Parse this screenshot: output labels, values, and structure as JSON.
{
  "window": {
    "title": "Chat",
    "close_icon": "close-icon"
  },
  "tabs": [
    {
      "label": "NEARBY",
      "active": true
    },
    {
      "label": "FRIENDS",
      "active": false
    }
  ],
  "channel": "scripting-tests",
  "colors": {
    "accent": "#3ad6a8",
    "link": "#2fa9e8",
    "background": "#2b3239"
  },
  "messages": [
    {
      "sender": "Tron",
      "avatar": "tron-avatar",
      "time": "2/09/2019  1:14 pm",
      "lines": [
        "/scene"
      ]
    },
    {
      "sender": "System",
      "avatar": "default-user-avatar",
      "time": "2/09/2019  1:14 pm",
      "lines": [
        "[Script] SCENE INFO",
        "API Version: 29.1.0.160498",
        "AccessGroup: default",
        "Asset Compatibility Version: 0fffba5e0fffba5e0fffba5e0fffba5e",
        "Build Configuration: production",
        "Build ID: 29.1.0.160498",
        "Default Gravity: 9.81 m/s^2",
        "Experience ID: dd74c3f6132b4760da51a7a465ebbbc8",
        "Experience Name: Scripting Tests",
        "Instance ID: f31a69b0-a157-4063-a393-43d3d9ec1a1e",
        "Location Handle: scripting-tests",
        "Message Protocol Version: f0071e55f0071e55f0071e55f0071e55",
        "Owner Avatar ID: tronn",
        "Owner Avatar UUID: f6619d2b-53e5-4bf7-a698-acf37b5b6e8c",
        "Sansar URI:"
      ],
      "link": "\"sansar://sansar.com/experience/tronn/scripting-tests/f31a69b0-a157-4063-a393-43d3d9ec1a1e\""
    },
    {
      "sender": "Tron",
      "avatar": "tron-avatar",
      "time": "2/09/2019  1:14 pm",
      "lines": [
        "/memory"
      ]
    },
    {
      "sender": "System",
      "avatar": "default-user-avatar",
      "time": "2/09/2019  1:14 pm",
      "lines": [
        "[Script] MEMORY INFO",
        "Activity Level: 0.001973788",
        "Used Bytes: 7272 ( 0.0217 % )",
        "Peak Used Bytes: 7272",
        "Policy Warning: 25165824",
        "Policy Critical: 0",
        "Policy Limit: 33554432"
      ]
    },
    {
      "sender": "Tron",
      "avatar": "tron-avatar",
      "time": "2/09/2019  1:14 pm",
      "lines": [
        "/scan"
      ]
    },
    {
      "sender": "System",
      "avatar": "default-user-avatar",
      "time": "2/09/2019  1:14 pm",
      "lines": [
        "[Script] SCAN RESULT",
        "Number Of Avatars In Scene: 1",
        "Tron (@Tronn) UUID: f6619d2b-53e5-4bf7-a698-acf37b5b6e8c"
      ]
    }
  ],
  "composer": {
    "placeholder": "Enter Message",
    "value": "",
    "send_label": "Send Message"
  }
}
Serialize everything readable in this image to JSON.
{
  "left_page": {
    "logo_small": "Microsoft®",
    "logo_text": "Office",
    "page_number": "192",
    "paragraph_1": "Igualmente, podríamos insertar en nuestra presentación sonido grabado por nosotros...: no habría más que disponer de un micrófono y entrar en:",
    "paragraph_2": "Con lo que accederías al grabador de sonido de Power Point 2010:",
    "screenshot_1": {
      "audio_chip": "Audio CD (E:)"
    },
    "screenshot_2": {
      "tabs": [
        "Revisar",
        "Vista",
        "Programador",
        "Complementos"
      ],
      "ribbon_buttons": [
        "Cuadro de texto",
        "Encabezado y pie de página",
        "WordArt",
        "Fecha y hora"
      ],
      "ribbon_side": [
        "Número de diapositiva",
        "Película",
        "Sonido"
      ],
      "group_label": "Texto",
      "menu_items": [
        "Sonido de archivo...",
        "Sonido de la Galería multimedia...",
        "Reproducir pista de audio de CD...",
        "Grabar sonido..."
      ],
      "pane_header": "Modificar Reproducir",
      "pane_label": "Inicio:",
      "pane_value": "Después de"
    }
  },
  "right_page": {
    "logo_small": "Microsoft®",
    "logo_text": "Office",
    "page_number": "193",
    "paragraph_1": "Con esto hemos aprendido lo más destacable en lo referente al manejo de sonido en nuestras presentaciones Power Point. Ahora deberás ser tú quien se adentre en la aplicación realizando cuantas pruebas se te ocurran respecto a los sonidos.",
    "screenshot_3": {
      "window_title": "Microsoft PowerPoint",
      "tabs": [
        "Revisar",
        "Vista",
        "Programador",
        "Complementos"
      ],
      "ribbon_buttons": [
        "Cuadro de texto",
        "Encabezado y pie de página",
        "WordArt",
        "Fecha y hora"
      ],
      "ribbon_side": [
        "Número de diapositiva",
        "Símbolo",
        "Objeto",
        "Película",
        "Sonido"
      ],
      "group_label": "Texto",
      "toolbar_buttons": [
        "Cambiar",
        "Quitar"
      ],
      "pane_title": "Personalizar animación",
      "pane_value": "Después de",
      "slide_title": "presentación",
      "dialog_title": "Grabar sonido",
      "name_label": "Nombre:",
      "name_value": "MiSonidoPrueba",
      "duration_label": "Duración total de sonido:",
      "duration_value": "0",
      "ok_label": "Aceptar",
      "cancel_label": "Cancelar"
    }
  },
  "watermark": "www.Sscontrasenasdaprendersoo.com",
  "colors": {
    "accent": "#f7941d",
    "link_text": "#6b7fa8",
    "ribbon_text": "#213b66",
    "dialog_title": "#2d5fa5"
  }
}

WHAT IS BEING ASKED: Copy out each line of the records that holds the string "presentación".

EXERCISE ANSWER:
    "paragraph_1": "Igualmente, podríamos insertar en nuestra presentación sonido grabado por nosotros...: no habría más que disponer de un micrófono y entrar en:",
      "slide_title": "presentación",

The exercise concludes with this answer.